▶ _DIRECTIVE_:
Using the listing below, extract each line that has the word "Desktop" in it.

▶ _GIVEN DATA_:
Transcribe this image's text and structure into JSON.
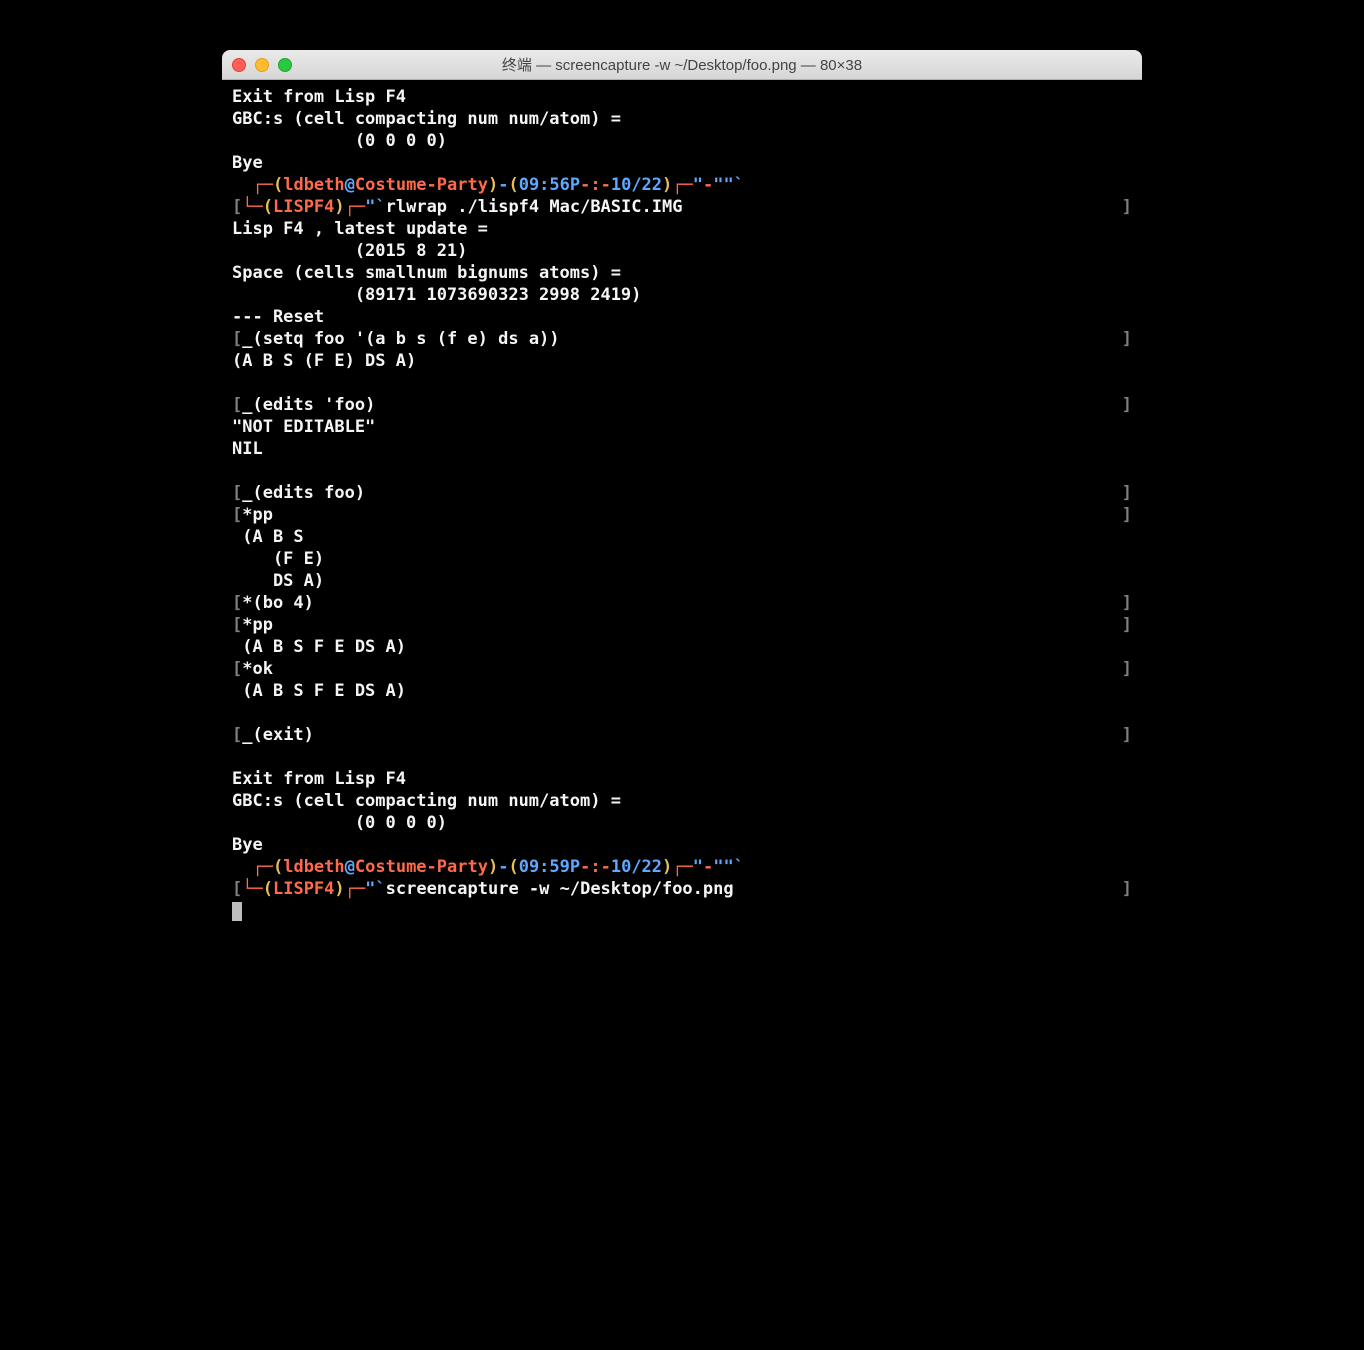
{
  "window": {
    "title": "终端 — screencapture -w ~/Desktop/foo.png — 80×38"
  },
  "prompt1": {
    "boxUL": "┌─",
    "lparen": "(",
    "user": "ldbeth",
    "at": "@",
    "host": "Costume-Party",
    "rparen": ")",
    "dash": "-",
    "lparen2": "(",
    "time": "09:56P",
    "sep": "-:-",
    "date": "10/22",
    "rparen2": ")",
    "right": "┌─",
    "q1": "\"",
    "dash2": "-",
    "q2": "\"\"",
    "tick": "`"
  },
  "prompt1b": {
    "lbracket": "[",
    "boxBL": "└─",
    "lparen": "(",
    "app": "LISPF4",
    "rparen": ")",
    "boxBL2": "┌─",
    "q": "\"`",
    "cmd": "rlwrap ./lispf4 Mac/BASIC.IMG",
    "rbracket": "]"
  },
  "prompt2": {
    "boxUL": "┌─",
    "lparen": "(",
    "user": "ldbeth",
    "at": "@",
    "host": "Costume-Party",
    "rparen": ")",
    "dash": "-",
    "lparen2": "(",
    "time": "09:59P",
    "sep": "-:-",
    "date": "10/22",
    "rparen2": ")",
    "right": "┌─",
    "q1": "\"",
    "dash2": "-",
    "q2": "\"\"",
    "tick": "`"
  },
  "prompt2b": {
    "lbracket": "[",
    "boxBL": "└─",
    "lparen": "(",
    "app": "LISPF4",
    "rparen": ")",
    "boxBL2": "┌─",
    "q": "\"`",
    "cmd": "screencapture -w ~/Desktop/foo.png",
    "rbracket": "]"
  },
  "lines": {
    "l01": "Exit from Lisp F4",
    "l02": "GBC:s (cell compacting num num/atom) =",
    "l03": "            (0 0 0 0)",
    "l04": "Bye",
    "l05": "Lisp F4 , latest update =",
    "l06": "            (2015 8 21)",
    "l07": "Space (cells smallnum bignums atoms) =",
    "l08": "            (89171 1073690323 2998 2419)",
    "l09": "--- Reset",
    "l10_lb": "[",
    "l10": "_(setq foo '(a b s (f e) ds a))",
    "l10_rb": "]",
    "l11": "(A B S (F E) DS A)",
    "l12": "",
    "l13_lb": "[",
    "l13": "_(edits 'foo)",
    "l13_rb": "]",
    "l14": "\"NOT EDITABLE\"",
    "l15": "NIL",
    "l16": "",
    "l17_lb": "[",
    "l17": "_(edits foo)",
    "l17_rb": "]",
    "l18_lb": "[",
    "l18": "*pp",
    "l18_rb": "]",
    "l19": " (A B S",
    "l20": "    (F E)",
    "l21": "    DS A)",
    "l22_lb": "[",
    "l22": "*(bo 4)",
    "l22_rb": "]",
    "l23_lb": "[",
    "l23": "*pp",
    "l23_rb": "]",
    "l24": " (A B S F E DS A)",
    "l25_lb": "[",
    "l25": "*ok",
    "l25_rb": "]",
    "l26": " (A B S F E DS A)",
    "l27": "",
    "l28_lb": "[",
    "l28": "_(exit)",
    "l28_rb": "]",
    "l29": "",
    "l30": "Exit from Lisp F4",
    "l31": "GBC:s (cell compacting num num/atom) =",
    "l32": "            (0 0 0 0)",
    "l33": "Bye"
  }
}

==

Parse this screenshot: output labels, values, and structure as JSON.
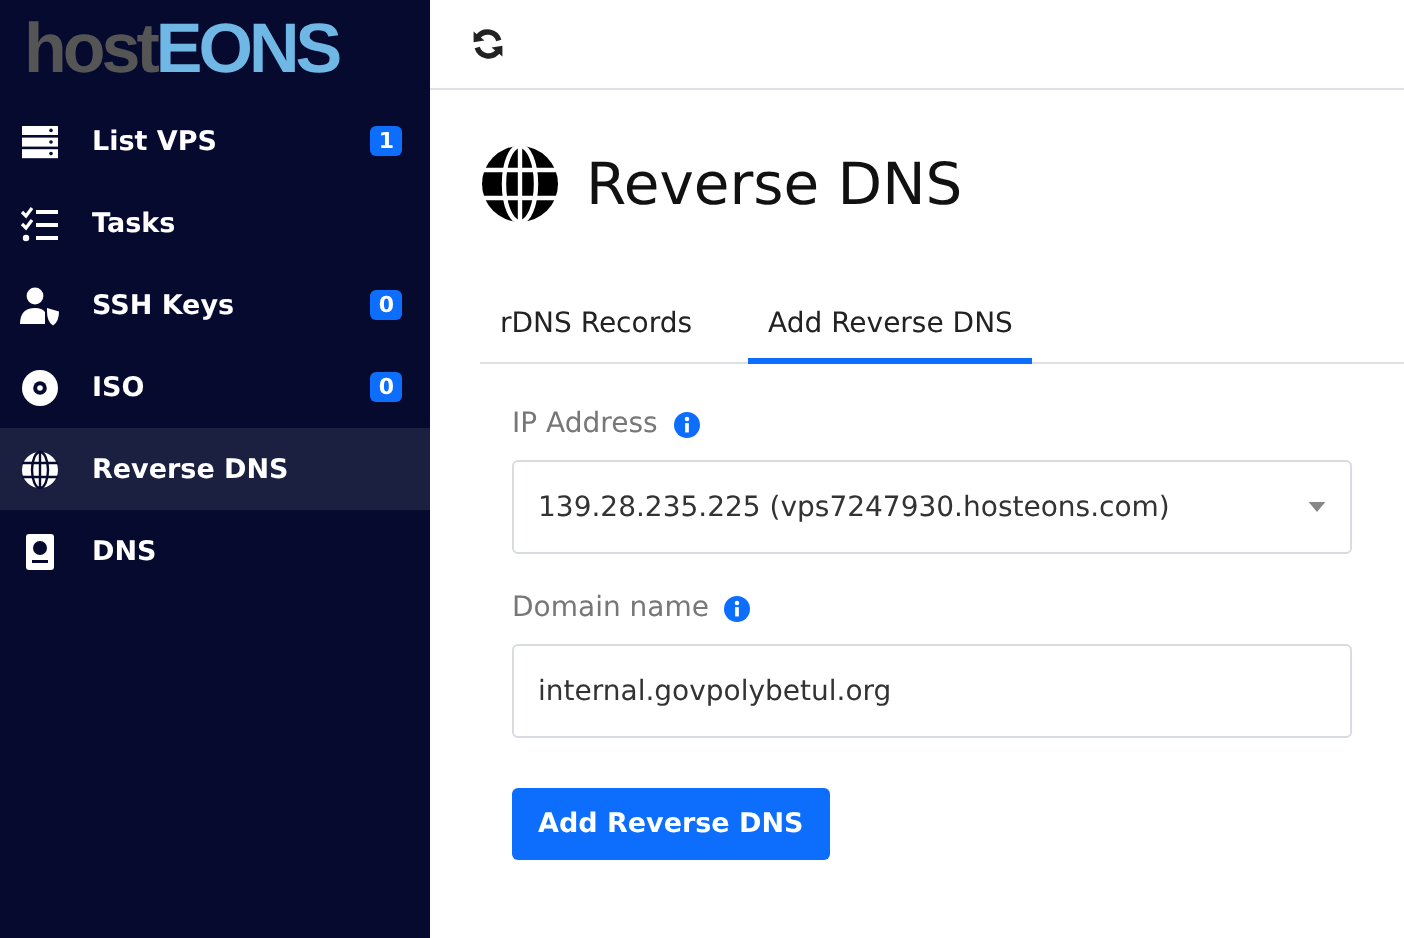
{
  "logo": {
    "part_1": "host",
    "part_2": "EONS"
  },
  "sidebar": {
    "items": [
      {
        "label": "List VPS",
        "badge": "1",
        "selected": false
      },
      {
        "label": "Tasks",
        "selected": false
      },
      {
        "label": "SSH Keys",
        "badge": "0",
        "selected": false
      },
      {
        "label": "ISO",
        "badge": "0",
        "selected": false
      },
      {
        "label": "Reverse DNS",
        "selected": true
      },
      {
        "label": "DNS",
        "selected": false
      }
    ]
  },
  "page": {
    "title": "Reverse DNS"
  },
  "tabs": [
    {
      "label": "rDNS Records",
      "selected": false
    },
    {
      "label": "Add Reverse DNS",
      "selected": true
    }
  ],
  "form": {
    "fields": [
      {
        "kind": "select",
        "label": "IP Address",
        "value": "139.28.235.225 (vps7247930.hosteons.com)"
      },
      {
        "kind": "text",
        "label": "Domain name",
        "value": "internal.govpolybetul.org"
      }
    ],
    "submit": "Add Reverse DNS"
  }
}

==

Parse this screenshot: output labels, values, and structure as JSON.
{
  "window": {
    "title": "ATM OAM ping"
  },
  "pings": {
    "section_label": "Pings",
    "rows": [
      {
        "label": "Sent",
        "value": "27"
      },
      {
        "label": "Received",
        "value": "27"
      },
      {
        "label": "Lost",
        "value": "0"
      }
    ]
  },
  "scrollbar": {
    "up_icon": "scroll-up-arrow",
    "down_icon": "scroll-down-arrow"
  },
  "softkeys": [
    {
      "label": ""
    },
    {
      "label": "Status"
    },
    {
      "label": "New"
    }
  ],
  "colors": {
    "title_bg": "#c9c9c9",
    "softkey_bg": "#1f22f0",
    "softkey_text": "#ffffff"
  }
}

▶ _FINAL RESULT_:
    "title": "终端 — screencapture -w ~/Desktop/foo.png — 80×38"
    "cmd": "screencapture -w ~/Desktop/foo.png",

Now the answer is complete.